### PROBLEM DETAILS
Answer with one number: how many lines hold "ylabel".

### DATA IN THIS EXERCISE

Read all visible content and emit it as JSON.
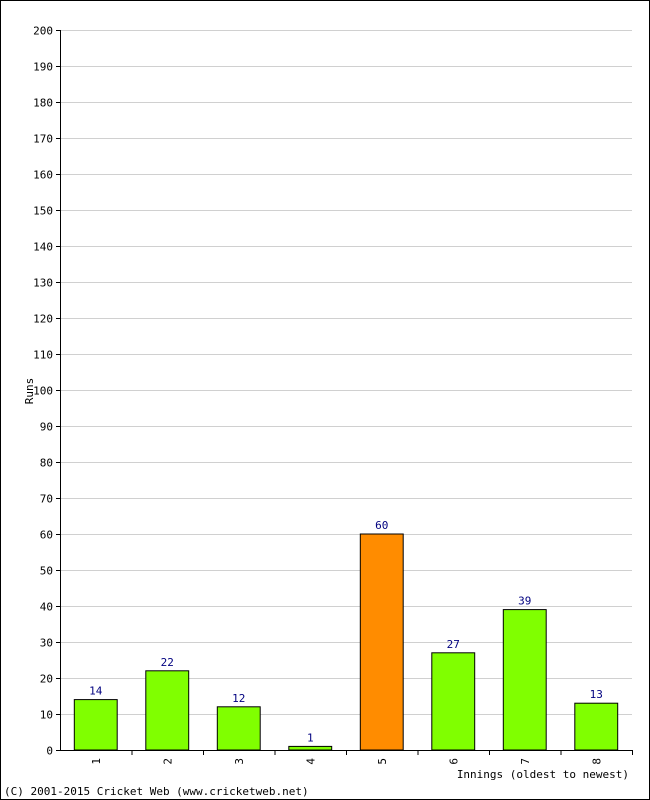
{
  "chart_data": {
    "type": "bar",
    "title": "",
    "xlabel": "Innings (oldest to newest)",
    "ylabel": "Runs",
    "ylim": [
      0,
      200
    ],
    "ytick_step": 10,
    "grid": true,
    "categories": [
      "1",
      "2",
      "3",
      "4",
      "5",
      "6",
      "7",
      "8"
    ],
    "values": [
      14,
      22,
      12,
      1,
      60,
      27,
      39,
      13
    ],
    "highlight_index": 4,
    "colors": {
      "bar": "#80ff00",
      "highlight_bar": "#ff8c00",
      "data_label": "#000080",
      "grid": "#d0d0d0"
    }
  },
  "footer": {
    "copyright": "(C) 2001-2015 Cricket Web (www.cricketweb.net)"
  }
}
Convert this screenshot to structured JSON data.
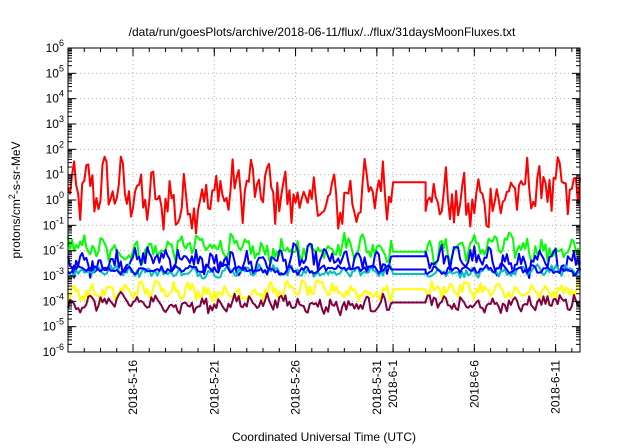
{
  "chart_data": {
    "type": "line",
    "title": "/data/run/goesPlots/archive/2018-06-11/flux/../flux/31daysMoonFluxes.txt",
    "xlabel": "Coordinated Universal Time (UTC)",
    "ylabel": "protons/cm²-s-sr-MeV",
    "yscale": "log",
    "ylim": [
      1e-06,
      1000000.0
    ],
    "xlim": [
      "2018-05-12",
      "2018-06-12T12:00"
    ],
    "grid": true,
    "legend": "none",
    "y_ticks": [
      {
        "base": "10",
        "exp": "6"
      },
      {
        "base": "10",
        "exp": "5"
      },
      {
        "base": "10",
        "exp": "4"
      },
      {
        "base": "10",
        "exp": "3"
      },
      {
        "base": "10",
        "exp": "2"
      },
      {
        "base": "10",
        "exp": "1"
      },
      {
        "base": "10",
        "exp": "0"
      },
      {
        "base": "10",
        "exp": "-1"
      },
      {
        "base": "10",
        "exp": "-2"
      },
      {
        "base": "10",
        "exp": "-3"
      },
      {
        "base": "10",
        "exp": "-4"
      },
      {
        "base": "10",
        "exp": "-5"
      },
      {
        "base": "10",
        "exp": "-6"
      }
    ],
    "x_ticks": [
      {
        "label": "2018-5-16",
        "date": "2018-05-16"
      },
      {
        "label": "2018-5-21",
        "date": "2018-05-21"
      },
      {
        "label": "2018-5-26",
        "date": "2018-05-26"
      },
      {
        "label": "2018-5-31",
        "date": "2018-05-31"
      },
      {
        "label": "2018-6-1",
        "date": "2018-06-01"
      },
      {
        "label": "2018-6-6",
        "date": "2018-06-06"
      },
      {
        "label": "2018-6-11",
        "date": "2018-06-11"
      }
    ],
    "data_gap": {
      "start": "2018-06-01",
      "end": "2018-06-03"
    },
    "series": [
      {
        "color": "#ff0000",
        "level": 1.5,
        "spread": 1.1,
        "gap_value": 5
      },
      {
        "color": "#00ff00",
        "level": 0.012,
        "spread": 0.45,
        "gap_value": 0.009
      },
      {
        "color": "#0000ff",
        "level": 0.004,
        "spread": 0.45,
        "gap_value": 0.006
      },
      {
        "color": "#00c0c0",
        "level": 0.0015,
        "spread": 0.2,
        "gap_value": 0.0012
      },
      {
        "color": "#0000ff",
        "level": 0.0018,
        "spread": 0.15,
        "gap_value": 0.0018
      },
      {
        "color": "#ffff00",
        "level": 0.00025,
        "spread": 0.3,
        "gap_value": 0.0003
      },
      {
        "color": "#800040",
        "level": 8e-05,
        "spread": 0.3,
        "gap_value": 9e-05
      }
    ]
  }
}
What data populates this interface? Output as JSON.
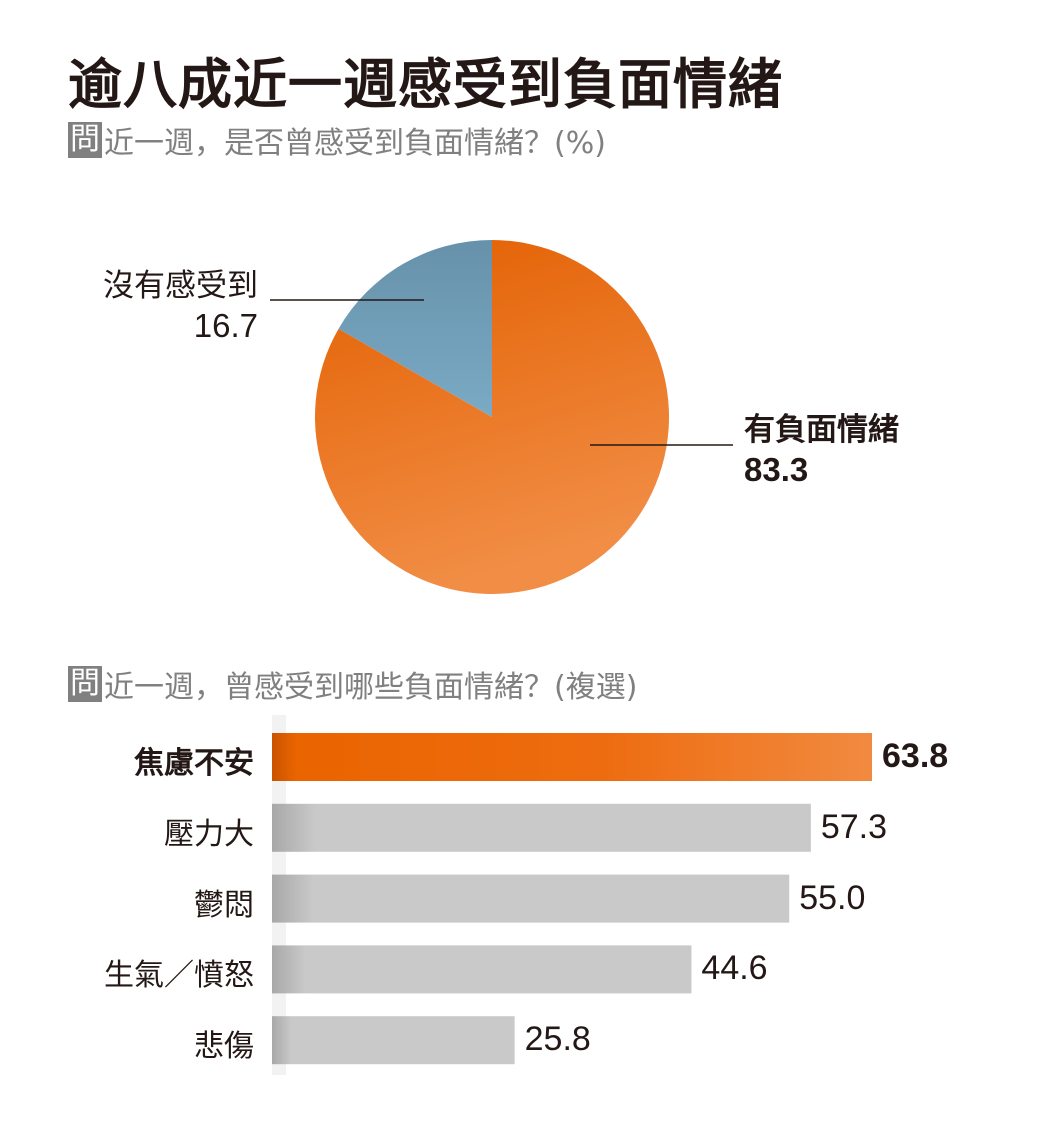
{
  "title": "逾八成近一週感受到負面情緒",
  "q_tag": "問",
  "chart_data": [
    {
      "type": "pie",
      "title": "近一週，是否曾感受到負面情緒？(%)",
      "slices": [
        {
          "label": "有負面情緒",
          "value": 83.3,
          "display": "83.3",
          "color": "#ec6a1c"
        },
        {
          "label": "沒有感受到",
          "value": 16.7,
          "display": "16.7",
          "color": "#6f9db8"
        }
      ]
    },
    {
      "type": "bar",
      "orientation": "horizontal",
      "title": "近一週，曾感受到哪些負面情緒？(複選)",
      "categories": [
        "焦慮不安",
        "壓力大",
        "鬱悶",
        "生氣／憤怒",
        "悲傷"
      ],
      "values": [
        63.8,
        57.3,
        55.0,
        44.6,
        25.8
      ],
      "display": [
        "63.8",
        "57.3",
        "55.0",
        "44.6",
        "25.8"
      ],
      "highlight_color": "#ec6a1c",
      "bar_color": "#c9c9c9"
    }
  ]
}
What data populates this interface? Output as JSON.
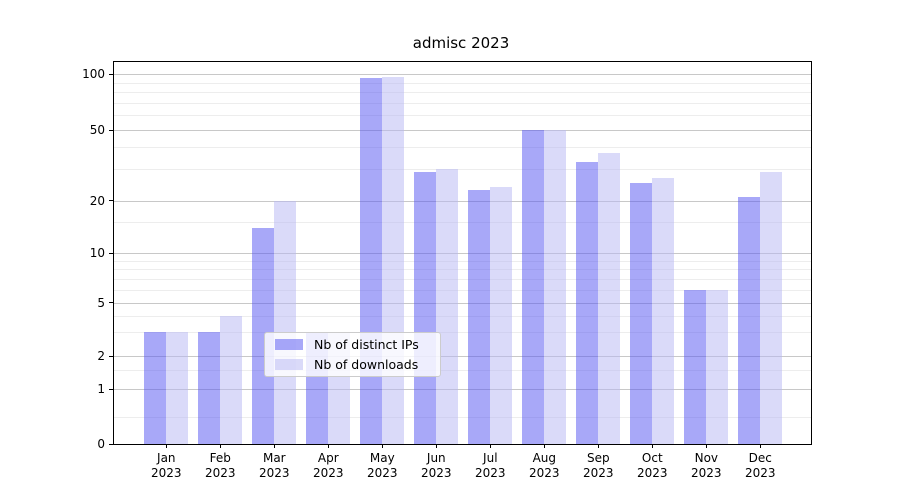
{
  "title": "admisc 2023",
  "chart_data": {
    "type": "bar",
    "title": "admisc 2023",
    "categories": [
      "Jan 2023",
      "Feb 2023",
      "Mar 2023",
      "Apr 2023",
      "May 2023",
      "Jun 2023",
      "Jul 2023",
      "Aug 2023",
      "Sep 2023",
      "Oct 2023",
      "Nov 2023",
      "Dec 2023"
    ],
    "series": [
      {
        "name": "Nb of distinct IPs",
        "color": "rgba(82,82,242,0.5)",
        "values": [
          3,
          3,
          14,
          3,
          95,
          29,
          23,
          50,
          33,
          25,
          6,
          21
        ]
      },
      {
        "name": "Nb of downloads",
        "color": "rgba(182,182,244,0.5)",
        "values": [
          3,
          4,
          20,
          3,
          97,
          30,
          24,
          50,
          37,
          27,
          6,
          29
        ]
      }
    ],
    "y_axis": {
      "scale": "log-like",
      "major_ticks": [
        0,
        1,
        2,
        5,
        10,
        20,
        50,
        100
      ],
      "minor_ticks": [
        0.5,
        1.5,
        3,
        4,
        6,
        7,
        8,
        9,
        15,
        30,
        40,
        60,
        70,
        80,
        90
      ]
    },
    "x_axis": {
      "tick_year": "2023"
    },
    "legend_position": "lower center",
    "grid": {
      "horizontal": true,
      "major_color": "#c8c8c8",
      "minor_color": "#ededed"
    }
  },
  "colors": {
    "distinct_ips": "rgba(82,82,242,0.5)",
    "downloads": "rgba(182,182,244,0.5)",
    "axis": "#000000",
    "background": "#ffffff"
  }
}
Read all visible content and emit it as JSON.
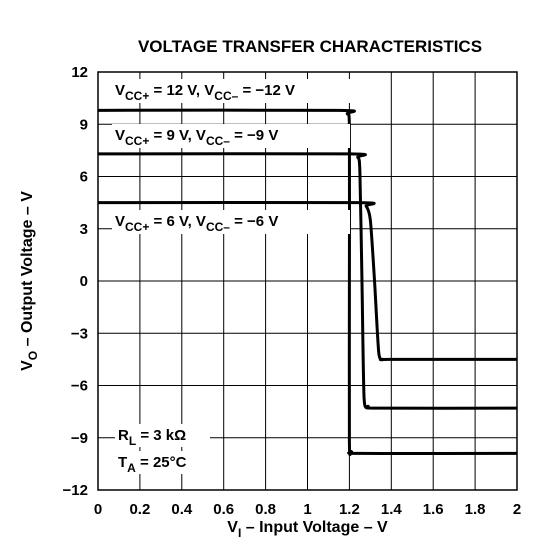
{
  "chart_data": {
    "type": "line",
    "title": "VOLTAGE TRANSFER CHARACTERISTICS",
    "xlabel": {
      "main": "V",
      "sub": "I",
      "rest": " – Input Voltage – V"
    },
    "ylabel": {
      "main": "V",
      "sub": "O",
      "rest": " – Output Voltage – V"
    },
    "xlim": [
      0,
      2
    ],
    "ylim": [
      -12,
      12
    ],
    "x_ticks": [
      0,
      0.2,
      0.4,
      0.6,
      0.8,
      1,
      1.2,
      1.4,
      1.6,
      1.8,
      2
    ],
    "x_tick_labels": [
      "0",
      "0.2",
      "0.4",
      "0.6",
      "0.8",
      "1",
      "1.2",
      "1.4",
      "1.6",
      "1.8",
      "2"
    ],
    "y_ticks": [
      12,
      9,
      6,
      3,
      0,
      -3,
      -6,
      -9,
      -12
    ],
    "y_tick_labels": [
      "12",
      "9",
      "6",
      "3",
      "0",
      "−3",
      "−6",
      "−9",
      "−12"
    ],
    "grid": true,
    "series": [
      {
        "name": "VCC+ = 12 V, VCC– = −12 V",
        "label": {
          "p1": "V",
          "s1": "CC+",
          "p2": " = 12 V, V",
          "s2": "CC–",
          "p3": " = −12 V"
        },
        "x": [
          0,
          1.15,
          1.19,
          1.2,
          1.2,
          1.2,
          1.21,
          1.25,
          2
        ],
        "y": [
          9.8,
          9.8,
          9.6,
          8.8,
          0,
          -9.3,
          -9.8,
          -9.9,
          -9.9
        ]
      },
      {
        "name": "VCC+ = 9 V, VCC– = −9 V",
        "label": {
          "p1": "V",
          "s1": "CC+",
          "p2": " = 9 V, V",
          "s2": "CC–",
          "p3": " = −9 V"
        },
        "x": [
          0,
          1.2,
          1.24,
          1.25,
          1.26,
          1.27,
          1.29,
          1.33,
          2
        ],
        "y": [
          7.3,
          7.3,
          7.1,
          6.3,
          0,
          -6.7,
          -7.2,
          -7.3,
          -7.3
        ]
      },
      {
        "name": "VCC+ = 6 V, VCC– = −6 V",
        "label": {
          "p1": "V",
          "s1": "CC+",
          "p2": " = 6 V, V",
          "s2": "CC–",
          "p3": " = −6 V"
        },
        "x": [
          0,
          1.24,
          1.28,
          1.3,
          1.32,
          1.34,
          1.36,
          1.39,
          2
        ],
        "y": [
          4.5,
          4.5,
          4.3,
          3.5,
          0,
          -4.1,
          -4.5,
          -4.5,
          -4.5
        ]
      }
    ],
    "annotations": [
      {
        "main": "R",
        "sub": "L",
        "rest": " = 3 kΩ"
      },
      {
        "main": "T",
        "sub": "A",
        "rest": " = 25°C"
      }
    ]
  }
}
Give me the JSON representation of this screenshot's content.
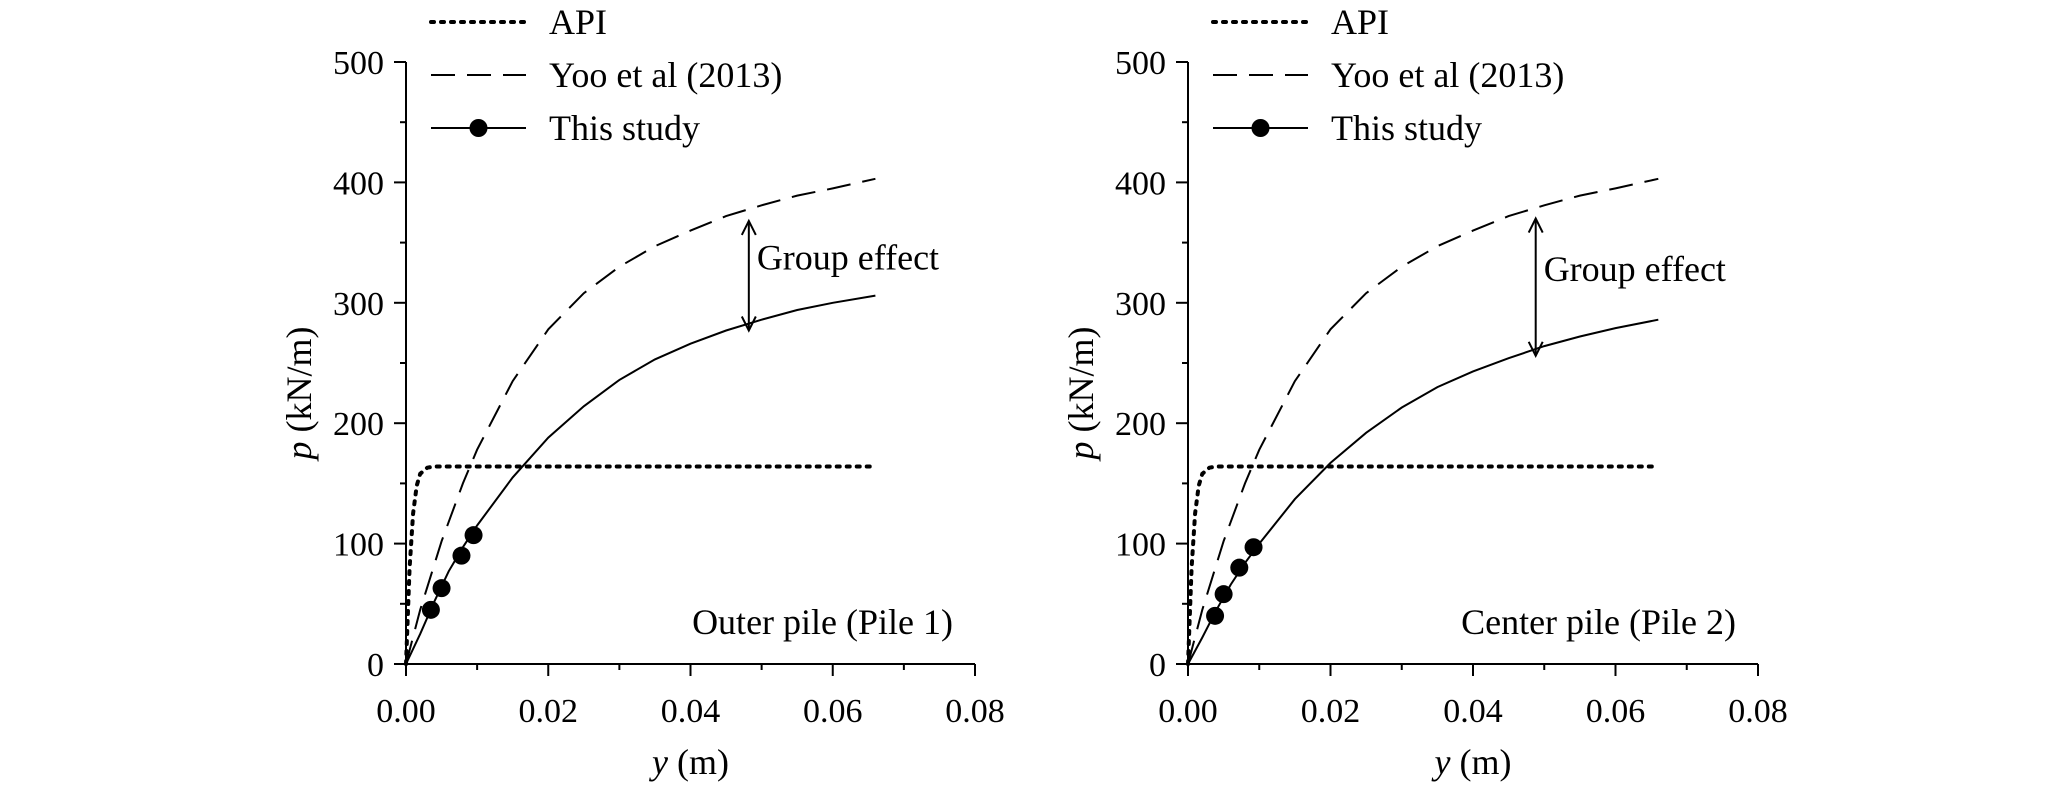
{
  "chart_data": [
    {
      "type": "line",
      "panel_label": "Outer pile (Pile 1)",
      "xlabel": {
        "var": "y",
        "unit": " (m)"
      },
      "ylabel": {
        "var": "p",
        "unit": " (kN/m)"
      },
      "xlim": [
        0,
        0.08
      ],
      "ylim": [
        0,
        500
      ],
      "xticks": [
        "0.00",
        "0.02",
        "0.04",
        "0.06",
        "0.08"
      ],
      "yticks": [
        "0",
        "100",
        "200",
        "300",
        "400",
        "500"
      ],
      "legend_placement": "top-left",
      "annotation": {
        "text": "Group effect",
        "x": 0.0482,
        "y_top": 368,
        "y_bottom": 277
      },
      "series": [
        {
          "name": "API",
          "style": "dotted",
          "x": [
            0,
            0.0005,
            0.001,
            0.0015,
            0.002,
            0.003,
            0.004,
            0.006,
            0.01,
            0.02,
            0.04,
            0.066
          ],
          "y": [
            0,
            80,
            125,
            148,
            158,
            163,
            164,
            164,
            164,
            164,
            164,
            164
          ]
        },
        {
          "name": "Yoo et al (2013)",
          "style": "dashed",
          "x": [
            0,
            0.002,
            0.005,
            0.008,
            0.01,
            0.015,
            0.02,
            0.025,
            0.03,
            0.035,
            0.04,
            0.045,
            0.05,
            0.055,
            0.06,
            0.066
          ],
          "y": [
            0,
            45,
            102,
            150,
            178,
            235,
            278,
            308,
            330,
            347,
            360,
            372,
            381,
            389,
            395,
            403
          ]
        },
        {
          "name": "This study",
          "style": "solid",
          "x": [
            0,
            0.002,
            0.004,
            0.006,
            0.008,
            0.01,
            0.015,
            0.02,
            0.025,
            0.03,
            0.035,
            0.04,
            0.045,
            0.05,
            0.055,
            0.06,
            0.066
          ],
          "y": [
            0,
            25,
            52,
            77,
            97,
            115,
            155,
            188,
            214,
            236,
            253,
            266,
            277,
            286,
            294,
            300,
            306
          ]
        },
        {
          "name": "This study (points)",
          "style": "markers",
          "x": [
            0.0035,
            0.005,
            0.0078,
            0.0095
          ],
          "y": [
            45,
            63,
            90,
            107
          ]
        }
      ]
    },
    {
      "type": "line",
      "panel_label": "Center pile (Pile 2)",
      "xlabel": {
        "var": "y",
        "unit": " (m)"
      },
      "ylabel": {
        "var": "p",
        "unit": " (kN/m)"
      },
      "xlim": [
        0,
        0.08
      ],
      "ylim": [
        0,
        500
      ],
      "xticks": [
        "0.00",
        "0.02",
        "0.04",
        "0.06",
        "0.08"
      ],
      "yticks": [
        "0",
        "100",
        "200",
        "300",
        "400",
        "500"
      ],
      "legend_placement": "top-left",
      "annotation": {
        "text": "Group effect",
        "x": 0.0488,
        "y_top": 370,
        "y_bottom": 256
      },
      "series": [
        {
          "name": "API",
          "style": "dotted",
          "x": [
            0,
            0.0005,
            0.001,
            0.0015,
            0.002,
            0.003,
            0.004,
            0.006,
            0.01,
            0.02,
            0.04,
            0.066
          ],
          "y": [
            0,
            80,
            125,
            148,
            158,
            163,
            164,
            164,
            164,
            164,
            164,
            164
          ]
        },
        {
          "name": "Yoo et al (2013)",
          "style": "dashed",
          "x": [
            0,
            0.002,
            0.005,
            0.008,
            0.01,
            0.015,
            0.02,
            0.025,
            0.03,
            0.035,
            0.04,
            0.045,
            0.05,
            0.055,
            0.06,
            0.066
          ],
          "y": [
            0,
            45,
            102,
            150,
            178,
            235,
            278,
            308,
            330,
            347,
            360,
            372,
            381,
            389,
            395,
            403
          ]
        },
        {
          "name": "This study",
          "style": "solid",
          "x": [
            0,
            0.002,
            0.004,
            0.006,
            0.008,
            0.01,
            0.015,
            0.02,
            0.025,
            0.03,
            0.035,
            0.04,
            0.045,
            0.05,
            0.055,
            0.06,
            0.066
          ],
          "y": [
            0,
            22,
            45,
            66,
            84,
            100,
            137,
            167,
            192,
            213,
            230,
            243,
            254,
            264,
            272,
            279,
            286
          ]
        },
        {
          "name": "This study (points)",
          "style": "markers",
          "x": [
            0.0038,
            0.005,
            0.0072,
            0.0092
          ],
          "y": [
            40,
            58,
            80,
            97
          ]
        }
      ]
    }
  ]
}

### OUTPUT
5